Records for the exercise
# # # #

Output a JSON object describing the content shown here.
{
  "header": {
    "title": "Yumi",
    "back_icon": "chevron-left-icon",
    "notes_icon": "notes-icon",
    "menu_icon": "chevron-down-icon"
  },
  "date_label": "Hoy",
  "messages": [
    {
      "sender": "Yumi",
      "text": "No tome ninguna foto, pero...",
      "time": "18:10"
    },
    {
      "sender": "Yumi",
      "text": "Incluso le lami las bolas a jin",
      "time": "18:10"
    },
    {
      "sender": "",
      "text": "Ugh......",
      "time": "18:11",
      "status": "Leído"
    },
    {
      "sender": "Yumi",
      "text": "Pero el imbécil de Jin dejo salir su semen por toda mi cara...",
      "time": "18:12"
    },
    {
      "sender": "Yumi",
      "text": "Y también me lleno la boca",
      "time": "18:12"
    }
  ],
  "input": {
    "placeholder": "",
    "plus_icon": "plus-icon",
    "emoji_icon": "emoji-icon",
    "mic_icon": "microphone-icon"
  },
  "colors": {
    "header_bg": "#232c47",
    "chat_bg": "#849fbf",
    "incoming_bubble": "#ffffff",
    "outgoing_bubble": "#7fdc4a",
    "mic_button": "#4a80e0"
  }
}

# # # #

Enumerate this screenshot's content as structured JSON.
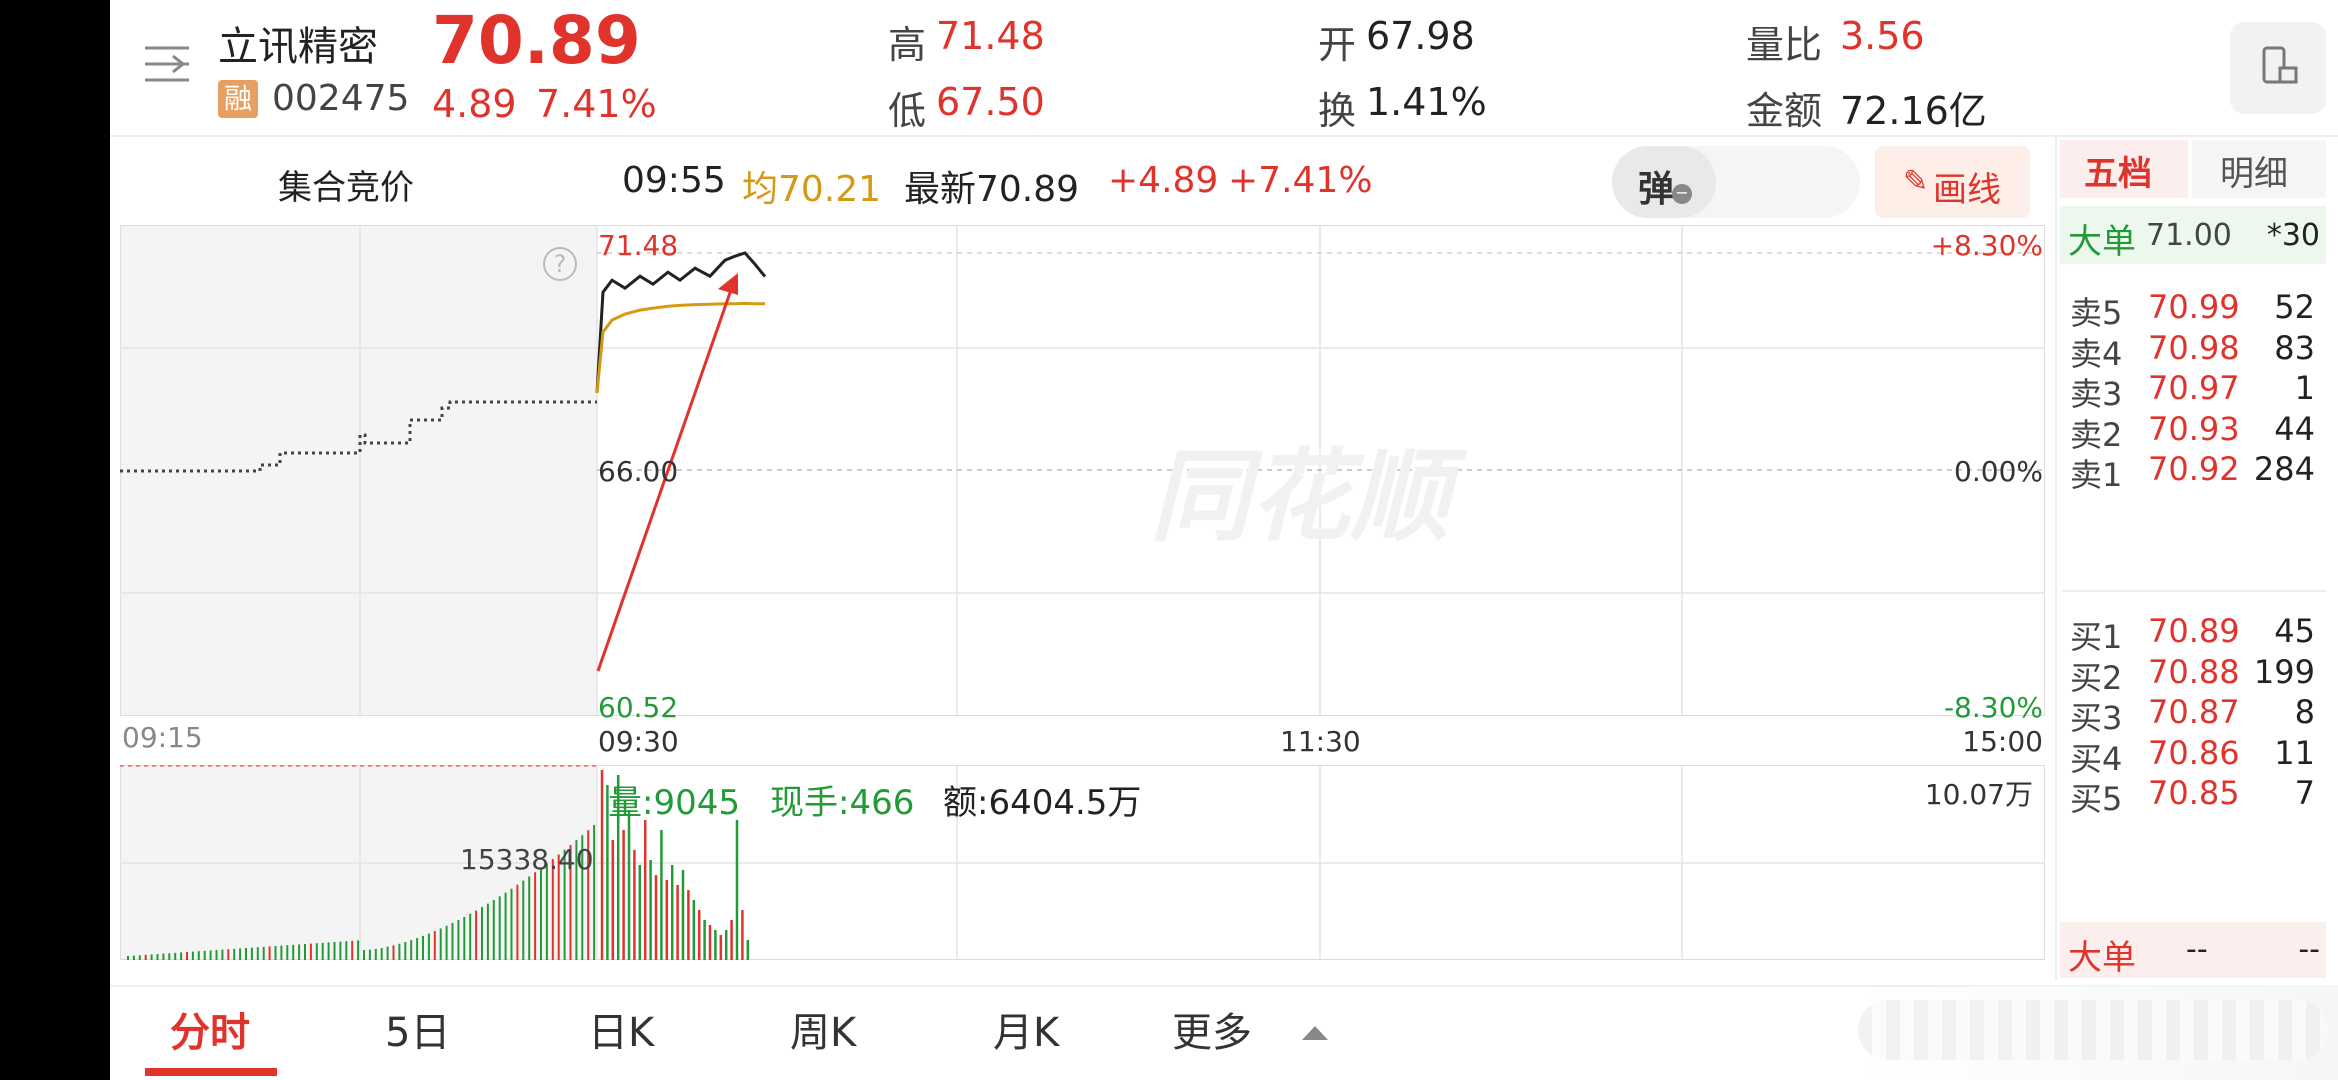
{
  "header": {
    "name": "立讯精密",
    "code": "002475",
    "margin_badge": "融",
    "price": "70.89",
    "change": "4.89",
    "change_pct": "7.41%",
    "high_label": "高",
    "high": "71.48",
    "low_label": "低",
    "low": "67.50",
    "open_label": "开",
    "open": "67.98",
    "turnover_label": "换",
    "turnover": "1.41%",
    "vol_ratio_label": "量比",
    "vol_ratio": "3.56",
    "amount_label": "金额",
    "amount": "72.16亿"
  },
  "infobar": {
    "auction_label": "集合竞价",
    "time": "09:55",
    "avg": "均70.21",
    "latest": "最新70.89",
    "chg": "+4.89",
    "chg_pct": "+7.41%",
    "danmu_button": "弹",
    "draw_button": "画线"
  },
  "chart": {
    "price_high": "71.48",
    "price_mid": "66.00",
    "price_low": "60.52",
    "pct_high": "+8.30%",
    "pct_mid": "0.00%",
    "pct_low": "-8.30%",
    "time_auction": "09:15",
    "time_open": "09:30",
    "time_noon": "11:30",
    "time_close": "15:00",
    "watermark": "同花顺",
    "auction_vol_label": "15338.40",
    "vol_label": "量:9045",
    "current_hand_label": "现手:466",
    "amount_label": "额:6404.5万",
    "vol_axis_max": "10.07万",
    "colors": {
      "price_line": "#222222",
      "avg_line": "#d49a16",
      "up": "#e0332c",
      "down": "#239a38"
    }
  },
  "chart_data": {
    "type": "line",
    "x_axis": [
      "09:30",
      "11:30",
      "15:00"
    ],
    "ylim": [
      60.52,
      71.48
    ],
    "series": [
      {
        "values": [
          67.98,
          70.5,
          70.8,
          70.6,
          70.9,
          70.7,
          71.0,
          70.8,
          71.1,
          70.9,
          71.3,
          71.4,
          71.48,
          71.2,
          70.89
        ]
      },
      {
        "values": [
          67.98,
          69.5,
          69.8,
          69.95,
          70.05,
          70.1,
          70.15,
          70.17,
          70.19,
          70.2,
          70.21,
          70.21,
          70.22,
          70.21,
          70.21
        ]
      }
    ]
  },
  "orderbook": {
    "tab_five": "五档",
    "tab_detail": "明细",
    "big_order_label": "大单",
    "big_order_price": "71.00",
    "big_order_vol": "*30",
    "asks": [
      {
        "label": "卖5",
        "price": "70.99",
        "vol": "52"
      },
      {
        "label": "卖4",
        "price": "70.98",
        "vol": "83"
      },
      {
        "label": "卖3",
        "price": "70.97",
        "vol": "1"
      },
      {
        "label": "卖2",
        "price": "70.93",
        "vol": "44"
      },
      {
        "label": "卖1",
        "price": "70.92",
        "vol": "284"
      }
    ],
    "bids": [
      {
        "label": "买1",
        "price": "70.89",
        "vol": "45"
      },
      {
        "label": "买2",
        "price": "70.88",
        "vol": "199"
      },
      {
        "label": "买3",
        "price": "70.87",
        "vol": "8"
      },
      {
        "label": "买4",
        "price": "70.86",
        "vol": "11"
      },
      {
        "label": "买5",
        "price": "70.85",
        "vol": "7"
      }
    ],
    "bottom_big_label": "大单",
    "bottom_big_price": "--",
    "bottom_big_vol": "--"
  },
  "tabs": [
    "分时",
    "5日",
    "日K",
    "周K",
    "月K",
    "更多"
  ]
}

# # # #

Your task
Keep only the lines that hold the string "icon", and copy them out.

Finished task
    "back_icon": "chevron-left-icon",
    "notes_icon": "notes-icon",
    "menu_icon": "chevron-down-icon"
    "plus_icon": "plus-icon",
    "emoji_icon": "emoji-icon",
    "mic_icon": "microphone-icon"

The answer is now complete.